## GIVEN PROBLEM
Read the records below and copy each line that contains "Collection".

-- BEGIN --

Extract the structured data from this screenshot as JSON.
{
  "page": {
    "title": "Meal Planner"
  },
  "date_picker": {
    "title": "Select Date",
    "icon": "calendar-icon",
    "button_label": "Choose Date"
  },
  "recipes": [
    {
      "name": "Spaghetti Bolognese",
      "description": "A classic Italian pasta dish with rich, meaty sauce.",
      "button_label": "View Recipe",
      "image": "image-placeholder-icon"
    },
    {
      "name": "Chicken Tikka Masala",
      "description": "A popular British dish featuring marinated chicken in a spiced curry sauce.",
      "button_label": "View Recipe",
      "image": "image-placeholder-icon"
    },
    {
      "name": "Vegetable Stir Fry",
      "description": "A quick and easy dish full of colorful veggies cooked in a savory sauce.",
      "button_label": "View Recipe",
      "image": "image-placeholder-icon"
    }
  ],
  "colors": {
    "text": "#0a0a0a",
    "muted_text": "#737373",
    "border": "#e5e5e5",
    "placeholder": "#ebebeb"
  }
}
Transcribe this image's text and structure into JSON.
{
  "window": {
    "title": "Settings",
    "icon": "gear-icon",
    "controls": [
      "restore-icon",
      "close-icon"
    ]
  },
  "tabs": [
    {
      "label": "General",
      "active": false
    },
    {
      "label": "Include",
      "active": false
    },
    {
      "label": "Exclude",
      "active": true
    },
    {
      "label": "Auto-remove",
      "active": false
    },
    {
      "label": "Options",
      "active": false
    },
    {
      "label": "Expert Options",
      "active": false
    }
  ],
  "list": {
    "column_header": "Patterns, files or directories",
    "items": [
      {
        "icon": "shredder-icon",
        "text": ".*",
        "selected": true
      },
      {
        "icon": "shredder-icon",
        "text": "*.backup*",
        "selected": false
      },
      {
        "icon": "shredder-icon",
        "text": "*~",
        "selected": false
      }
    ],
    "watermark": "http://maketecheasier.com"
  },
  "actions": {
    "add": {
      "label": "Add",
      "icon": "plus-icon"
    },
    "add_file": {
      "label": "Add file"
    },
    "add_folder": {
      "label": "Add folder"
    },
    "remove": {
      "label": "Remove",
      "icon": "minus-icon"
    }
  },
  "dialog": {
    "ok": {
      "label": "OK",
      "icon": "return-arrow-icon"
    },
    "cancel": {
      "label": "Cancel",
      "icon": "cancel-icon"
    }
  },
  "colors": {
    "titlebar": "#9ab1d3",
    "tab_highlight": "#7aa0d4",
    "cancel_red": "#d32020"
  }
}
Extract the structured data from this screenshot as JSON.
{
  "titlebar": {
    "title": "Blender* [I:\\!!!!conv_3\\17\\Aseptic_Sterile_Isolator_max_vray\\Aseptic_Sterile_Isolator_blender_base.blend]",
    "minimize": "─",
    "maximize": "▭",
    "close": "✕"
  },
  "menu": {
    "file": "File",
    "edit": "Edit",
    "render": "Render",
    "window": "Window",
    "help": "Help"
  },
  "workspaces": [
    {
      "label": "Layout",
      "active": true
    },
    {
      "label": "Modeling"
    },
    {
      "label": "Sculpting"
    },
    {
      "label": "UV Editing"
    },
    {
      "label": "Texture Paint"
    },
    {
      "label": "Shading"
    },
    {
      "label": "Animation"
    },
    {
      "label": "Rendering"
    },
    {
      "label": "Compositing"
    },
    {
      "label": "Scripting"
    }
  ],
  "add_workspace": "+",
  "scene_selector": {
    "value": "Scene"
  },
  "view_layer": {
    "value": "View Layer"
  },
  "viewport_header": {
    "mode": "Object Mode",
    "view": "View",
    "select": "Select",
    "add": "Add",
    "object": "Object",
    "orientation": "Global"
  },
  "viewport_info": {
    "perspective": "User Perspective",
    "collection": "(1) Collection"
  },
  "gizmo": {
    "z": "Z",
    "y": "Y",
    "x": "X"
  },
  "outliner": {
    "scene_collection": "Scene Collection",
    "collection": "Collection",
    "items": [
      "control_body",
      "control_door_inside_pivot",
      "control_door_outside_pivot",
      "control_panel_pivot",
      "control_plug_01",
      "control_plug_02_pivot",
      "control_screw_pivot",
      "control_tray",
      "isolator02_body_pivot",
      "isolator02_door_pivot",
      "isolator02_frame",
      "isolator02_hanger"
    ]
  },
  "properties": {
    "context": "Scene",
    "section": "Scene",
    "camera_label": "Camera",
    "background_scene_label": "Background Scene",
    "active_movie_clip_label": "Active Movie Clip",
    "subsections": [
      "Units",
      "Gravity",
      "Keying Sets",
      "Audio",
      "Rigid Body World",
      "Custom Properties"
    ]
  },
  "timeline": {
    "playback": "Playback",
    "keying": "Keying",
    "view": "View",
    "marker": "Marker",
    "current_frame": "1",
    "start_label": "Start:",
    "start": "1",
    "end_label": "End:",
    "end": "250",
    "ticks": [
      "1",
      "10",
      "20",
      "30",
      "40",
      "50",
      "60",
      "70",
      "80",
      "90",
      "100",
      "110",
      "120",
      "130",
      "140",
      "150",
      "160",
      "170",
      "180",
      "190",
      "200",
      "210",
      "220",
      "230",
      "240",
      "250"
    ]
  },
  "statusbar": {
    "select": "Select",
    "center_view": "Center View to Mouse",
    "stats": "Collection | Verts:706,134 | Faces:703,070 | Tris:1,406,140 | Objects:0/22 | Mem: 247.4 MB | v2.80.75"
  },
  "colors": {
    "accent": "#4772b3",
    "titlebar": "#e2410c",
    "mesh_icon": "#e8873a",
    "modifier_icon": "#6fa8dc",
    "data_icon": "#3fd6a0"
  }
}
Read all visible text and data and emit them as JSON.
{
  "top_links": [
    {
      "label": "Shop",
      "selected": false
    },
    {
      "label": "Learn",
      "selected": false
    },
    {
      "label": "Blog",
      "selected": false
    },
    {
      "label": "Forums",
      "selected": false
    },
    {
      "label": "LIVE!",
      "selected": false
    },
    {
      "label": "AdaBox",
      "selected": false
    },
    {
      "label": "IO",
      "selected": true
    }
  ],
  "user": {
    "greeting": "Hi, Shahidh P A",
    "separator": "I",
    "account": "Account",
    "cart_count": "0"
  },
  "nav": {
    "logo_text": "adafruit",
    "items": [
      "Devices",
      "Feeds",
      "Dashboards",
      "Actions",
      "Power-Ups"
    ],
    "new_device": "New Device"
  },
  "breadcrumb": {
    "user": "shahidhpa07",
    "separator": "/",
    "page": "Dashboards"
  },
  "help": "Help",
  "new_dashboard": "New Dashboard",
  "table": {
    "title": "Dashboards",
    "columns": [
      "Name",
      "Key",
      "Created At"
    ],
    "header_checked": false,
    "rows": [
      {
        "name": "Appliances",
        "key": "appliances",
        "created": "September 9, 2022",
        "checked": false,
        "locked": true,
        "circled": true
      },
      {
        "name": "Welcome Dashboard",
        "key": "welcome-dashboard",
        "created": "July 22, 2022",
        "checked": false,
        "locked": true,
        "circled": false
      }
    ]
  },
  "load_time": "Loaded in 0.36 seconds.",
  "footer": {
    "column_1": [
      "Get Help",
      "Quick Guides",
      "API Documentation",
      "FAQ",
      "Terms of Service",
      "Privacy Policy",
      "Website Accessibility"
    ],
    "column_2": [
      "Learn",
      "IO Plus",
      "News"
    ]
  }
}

-- END --

## OUTPUT OF THE EXERCISE
    "collection": "(1) Collection"
    "scene_collection": "Scene Collection",
    "collection": "Collection",
    "stats": "Collection | Verts:706,134 | Faces:703,070 | Tris:1,406,140 | Objects:0/22 | Mem: 247.4 MB | v2.80.75"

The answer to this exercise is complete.